Records from a collection:
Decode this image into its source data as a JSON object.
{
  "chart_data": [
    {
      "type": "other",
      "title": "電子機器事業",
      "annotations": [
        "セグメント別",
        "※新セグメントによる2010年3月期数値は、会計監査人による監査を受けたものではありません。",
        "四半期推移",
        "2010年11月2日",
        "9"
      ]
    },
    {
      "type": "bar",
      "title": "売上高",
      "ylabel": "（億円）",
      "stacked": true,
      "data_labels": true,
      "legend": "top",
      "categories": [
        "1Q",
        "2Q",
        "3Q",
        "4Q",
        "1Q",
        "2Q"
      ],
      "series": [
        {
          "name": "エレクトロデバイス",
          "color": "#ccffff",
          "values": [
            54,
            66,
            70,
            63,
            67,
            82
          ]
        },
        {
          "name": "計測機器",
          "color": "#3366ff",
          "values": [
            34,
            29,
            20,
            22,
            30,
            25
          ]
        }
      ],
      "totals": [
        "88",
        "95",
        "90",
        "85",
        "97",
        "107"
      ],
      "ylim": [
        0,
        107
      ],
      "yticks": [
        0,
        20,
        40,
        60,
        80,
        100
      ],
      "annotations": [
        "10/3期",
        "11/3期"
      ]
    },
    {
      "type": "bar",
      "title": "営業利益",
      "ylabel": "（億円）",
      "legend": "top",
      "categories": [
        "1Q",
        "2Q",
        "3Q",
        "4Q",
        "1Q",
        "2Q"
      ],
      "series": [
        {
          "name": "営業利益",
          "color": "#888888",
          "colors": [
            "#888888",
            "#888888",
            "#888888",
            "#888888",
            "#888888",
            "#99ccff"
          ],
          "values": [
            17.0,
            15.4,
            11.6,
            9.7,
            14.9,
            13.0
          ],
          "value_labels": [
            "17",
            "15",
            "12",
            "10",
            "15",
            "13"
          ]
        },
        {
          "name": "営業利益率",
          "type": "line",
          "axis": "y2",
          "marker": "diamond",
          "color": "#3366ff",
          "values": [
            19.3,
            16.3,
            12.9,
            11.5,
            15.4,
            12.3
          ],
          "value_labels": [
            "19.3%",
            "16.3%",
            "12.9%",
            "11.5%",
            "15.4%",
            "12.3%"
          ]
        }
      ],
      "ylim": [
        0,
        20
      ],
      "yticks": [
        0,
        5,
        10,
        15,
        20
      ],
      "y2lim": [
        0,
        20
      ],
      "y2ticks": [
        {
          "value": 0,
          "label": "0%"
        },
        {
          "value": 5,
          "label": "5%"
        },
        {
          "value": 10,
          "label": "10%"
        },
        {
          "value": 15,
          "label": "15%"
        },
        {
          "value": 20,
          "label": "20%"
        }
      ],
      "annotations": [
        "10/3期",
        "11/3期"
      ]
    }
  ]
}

#### Objective
Go through the data and gather every line that holds "type".

#### Right answer
      "type": "other",
      "type": "bar",
      "type": "bar",
          "type": "line",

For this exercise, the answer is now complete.